**Given task**
Write out exactly, with no other output, the lines below from the one that contains "Read this page and output its text content." through the end.

**Data excerpts**
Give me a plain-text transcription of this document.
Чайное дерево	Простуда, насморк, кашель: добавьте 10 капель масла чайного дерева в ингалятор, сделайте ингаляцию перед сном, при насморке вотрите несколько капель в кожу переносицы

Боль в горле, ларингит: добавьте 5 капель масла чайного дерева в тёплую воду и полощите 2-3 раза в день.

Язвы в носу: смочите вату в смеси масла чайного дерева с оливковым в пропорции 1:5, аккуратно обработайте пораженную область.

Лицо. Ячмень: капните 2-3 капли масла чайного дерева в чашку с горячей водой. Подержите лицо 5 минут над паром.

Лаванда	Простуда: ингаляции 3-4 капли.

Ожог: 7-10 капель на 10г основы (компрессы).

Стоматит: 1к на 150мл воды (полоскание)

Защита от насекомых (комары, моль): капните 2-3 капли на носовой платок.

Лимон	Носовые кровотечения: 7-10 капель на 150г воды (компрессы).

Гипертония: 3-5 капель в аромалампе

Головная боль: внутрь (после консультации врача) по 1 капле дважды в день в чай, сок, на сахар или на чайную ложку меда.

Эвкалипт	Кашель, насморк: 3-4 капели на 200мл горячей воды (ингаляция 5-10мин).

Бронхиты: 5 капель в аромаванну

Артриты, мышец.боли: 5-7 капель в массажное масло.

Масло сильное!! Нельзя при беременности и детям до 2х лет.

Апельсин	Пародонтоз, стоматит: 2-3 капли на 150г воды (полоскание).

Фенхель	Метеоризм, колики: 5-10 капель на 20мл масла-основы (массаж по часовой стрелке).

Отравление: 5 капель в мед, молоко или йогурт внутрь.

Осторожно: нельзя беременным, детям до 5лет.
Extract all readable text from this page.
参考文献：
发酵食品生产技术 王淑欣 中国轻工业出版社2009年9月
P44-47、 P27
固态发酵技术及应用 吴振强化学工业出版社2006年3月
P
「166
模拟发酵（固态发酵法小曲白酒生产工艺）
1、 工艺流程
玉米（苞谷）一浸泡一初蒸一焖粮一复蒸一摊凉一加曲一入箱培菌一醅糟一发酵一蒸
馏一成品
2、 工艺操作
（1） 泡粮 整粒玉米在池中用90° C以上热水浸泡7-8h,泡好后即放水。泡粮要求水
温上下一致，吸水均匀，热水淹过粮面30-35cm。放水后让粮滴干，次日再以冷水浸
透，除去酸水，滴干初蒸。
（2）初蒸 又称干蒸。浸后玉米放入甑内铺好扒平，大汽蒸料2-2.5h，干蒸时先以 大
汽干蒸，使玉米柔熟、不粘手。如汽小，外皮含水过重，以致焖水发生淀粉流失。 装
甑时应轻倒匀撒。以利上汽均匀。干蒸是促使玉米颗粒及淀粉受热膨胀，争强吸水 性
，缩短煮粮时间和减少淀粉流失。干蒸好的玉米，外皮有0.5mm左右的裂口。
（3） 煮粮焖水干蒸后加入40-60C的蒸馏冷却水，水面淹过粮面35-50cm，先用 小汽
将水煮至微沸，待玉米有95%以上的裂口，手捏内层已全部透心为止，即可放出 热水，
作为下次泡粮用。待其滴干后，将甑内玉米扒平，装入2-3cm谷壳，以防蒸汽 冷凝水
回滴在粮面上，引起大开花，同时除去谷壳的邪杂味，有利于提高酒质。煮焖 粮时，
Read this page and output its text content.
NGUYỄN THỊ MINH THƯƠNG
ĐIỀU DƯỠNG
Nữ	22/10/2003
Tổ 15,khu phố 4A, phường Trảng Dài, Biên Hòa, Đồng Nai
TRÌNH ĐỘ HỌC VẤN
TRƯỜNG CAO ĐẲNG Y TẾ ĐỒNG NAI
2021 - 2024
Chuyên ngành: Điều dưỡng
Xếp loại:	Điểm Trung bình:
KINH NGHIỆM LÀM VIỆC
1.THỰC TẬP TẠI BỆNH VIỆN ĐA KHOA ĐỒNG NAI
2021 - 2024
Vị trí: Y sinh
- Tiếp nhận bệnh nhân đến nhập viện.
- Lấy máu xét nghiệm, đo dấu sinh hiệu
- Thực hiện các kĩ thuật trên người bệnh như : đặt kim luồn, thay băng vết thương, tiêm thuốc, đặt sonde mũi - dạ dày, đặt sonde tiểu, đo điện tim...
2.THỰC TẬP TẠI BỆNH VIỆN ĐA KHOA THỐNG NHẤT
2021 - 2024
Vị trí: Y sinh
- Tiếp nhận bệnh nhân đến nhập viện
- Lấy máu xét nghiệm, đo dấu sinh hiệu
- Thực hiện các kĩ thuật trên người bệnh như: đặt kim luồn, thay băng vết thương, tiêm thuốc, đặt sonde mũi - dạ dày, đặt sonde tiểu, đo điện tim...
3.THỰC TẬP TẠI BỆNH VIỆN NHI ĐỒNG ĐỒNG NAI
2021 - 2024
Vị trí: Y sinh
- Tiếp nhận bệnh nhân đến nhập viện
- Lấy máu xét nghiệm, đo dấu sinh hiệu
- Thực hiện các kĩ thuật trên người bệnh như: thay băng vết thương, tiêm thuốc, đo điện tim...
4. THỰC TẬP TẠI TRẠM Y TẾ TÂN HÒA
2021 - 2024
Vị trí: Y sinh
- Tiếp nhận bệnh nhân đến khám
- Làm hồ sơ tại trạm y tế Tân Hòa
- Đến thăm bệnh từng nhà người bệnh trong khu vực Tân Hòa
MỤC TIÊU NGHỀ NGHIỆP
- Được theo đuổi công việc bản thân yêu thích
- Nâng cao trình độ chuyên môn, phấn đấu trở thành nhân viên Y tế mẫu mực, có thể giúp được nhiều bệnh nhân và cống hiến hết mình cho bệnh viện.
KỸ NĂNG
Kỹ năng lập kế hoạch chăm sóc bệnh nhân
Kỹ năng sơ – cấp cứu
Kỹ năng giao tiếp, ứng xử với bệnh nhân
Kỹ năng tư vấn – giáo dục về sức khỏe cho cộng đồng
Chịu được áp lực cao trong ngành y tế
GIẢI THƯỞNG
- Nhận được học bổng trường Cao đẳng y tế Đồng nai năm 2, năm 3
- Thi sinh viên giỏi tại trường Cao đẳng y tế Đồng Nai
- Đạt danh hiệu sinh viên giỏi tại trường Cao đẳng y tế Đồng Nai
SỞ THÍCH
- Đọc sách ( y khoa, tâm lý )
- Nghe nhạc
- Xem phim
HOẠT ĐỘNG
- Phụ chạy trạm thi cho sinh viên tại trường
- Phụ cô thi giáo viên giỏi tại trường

**Correct result**
Read this page and output its text content.
NGUYỄN THỊ MINH THƯƠNG
ĐIỀU DƯỠNG
Nữ	22/10/2003
Tổ 15,khu phố 4A, phường Trảng Dài, Biên Hòa, Đồng Nai
TRÌNH ĐỘ HỌC VẤN
TRƯỜNG CAO ĐẲNG Y TẾ ĐỒNG NAI
2021 - 2024
Chuyên ngành: Điều dưỡng
Xếp loại:	Điểm Trung bình:
KINH NGHIỆM LÀM VIỆC
1.THỰC TẬP TẠI BỆNH VIỆN ĐA KHOA ĐỒNG NAI
2021 - 2024
Vị trí: Y sinh
- Tiếp nhận bệnh nhân đến nhập viện.
- Lấy máu xét nghiệm, đo dấu sinh hiệu
- Thực hiện các kĩ thuật trên người bệnh như : đặt kim luồn, thay băng vết thương, tiêm thuốc, đặt sonde mũi - dạ dày, đặt sonde tiểu, đo điện tim...
2.THỰC TẬP TẠI BỆNH VIỆN ĐA KHOA THỐNG NHẤT
2021 - 2024
Vị trí: Y sinh
- Tiếp nhận bệnh nhân đến nhập viện
- Lấy máu xét nghiệm, đo dấu sinh hiệu
- Thực hiện các kĩ thuật trên người bệnh như: đặt kim luồn, thay băng vết thương, tiêm thuốc, đặt sonde mũi - dạ dày, đặt sonde tiểu, đo điện tim...
3.THỰC TẬP TẠI BỆNH VIỆN NHI ĐỒNG ĐỒNG NAI
2021 - 2024
Vị trí: Y sinh
- Tiếp nhận bệnh nhân đến nhập viện
- Lấy máu xét nghiệm, đo dấu sinh hiệu
- Thực hiện các kĩ thuật trên người bệnh như: thay băng vết thương, tiêm thuốc, đo điện tim...
4. THỰC TẬP TẠI TRẠM Y TẾ TÂN HÒA
2021 - 2024
Vị trí: Y sinh
- Tiếp nhận bệnh nhân đến khám
- Làm hồ sơ tại trạm y tế Tân Hòa
- Đến thăm bệnh từng nhà người bệnh trong khu vực Tân Hòa
MỤC TIÊU NGHỀ NGHIỆP
- Được theo đuổi công việc bản thân yêu thích
- Nâng cao trình độ chuyên môn, phấn đấu trở thành nhân viên Y tế mẫu mực, có thể giúp được nhiều bệnh nhân và cống hiến hết mình cho bệnh viện.
KỸ NĂNG
Kỹ năng lập kế hoạch chăm sóc bệnh nhân
Kỹ năng sơ – cấp cứu
Kỹ năng giao tiếp, ứng xử với bệnh nhân
Kỹ năng tư vấn – giáo dục về sức khỏe cho cộng đồng
Chịu được áp lực cao trong ngành y tế
GIẢI THƯỞNG
- Nhận được học bổng trường Cao đẳng y tế Đồng nai năm 2, năm 3
- Thi sinh viên giỏi tại trường Cao đẳng y tế Đồng Nai
- Đạt danh hiệu sinh viên giỏi tại trường Cao đẳng y tế Đồng Nai
SỞ THÍCH
- Đọc sách ( y khoa, tâm lý )
- Nghe nhạc
- Xem phim
HOẠT ĐỘNG
- Phụ chạy trạm thi cho sinh viên tại trường
- Phụ cô thi giáo viên giỏi tại trường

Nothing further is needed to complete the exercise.